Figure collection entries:
* * * *

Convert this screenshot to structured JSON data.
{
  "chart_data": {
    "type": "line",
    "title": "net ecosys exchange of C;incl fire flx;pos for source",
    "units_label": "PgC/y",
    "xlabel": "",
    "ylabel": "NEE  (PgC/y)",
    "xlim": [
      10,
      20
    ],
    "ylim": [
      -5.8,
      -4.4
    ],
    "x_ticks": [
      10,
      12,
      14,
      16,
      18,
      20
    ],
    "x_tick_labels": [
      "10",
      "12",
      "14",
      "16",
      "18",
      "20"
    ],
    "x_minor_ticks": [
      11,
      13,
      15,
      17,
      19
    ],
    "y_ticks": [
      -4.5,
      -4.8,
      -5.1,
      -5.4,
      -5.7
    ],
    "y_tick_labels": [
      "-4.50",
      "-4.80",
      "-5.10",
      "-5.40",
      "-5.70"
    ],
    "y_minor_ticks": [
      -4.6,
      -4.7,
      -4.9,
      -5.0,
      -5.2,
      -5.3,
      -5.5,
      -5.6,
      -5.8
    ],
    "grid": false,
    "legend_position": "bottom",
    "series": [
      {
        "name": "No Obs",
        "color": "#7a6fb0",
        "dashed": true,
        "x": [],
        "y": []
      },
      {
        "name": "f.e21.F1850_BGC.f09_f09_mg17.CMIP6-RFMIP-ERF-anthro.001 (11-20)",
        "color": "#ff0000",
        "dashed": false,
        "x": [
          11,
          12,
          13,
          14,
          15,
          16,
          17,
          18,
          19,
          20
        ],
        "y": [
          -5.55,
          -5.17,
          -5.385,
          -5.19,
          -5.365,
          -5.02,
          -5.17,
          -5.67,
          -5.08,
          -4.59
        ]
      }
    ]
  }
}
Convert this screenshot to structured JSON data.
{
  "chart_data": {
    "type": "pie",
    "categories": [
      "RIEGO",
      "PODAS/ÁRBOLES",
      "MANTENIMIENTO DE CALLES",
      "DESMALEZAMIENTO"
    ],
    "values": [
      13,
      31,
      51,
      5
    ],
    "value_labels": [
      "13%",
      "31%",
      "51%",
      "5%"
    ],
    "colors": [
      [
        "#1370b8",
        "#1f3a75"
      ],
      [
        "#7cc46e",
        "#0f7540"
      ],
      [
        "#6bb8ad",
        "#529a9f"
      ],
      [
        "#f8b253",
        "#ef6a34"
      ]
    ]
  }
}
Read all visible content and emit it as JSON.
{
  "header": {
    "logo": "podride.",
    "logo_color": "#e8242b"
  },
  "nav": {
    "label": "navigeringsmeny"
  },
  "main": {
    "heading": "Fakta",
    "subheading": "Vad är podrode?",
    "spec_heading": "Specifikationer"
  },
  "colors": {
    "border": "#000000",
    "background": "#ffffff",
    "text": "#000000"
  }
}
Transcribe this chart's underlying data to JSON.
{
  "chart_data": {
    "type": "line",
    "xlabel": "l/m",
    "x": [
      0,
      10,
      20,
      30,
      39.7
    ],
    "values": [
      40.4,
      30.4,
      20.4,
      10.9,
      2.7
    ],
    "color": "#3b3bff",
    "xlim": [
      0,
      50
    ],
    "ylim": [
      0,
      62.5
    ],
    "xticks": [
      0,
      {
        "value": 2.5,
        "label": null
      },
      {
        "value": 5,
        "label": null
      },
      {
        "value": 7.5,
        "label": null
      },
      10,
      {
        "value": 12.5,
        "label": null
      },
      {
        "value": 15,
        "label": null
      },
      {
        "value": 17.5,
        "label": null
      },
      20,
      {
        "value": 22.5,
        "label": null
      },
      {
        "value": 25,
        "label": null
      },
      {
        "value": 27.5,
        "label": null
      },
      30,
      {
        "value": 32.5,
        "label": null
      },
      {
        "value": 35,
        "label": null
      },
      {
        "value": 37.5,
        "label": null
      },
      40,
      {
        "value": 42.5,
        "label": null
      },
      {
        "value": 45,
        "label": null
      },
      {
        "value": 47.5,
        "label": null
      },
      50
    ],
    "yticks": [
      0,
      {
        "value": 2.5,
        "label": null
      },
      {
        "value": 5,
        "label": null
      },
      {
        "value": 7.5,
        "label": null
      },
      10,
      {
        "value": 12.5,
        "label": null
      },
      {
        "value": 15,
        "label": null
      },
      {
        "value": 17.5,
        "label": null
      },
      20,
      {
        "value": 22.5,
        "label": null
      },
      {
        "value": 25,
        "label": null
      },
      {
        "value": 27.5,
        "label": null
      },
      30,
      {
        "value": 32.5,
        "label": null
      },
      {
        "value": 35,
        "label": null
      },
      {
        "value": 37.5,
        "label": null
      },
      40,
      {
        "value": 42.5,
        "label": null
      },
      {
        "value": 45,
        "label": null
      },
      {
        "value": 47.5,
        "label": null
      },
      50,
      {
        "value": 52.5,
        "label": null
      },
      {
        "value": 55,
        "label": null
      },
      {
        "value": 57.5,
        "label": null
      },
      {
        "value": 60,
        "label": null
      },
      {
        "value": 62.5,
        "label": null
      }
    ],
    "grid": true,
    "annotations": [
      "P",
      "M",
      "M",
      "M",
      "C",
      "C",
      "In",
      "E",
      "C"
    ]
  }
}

* * * *

→ **What to do**: All the entries above need to be reproduced exactly.

→ **Complete response**:
Convert this screenshot to structured JSON data.
{
  "chart_data": {
    "type": "line",
    "title": "net ecosys exchange of C;incl fire flx;pos for source",
    "units_label": "PgC/y",
    "xlabel": "",
    "ylabel": "NEE  (PgC/y)",
    "xlim": [
      10,
      20
    ],
    "ylim": [
      -5.8,
      -4.4
    ],
    "x_ticks": [
      10,
      12,
      14,
      16,
      18,
      20
    ],
    "x_tick_labels": [
      "10",
      "12",
      "14",
      "16",
      "18",
      "20"
    ],
    "x_minor_ticks": [
      11,
      13,
      15,
      17,
      19
    ],
    "y_ticks": [
      -4.5,
      -4.8,
      -5.1,
      -5.4,
      -5.7
    ],
    "y_tick_labels": [
      "-4.50",
      "-4.80",
      "-5.10",
      "-5.40",
      "-5.70"
    ],
    "y_minor_ticks": [
      -4.6,
      -4.7,
      -4.9,
      -5.0,
      -5.2,
      -5.3,
      -5.5,
      -5.6,
      -5.8
    ],
    "grid": false,
    "legend_position": "bottom",
    "series": [
      {
        "name": "No Obs",
        "color": "#7a6fb0",
        "dashed": true,
        "x": [],
        "y": []
      },
      {
        "name": "f.e21.F1850_BGC.f09_f09_mg17.CMIP6-RFMIP-ERF-anthro.001 (11-20)",
        "color": "#ff0000",
        "dashed": false,
        "x": [
          11,
          12,
          13,
          14,
          15,
          16,
          17,
          18,
          19,
          20
        ],
        "y": [
          -5.55,
          -5.17,
          -5.385,
          -5.19,
          -5.365,
          -5.02,
          -5.17,
          -5.67,
          -5.08,
          -4.59
        ]
      }
    ]
  }
}
Convert this screenshot to structured JSON data.
{
  "chart_data": {
    "type": "pie",
    "categories": [
      "RIEGO",
      "PODAS/ÁRBOLES",
      "MANTENIMIENTO DE CALLES",
      "DESMALEZAMIENTO"
    ],
    "values": [
      13,
      31,
      51,
      5
    ],
    "value_labels": [
      "13%",
      "31%",
      "51%",
      "5%"
    ],
    "colors": [
      [
        "#1370b8",
        "#1f3a75"
      ],
      [
        "#7cc46e",
        "#0f7540"
      ],
      [
        "#6bb8ad",
        "#529a9f"
      ],
      [
        "#f8b253",
        "#ef6a34"
      ]
    ]
  }
}
Read all visible content and emit it as JSON.
{
  "header": {
    "logo": "podride.",
    "logo_color": "#e8242b"
  },
  "nav": {
    "label": "navigeringsmeny"
  },
  "main": {
    "heading": "Fakta",
    "subheading": "Vad är podrode?",
    "spec_heading": "Specifikationer"
  },
  "colors": {
    "border": "#000000",
    "background": "#ffffff",
    "text": "#000000"
  }
}
Transcribe this chart's underlying data to JSON.
{
  "chart_data": {
    "type": "line",
    "xlabel": "l/m",
    "x": [
      0,
      10,
      20,
      30,
      39.7
    ],
    "values": [
      40.4,
      30.4,
      20.4,
      10.9,
      2.7
    ],
    "color": "#3b3bff",
    "xlim": [
      0,
      50
    ],
    "ylim": [
      0,
      62.5
    ],
    "xticks": [
      0,
      {
        "value": 2.5,
        "label": null
      },
      {
        "value": 5,
        "label": null
      },
      {
        "value": 7.5,
        "label": null
      },
      10,
      {
        "value": 12.5,
        "label": null
      },
      {
        "value": 15,
        "label": null
      },
      {
        "value": 17.5,
        "label": null
      },
      20,
      {
        "value": 22.5,
        "label": null
      },
      {
        "value": 25,
        "label": null
      },
      {
        "value": 27.5,
        "label": null
      },
      30,
      {
        "value": 32.5,
        "label": null
      },
      {
        "value": 35,
        "label": null
      },
      {
        "value": 37.5,
        "label": null
      },
      40,
      {
        "value": 42.5,
        "label": null
      },
      {
        "value": 45,
        "label": null
      },
      {
        "value": 47.5,
        "label": null
      },
      50
    ],
    "yticks": [
      0,
      {
        "value": 2.5,
        "label": null
      },
      {
        "value": 5,
        "label": null
      },
      {
        "value": 7.5,
        "label": null
      },
      10,
      {
        "value": 12.5,
        "label": null
      },
      {
        "value": 15,
        "label": null
      },
      {
        "value": 17.5,
        "label": null
      },
      20,
      {
        "value": 22.5,
        "label": null
      },
      {
        "value": 25,
        "label": null
      },
      {
        "value": 27.5,
        "label": null
      },
      30,
      {
        "value": 32.5,
        "label": null
      },
      {
        "value": 35,
        "label": null
      },
      {
        "value": 37.5,
        "label": null
      },
      40,
      {
        "value": 42.5,
        "label": null
      },
      {
        "value": 45,
        "label": null
      },
      {
        "value": 47.5,
        "label": null
      },
      50,
      {
        "value": 52.5,
        "label": null
      },
      {
        "value": 55,
        "label": null
      },
      {
        "value": 57.5,
        "label": null
      },
      {
        "value": 60,
        "label": null
      },
      {
        "value": 62.5,
        "label": null
      }
    ],
    "grid": true,
    "annotations": [
      "P",
      "M",
      "M",
      "M",
      "C",
      "C",
      "In",
      "E",
      "C"
    ]
  }
}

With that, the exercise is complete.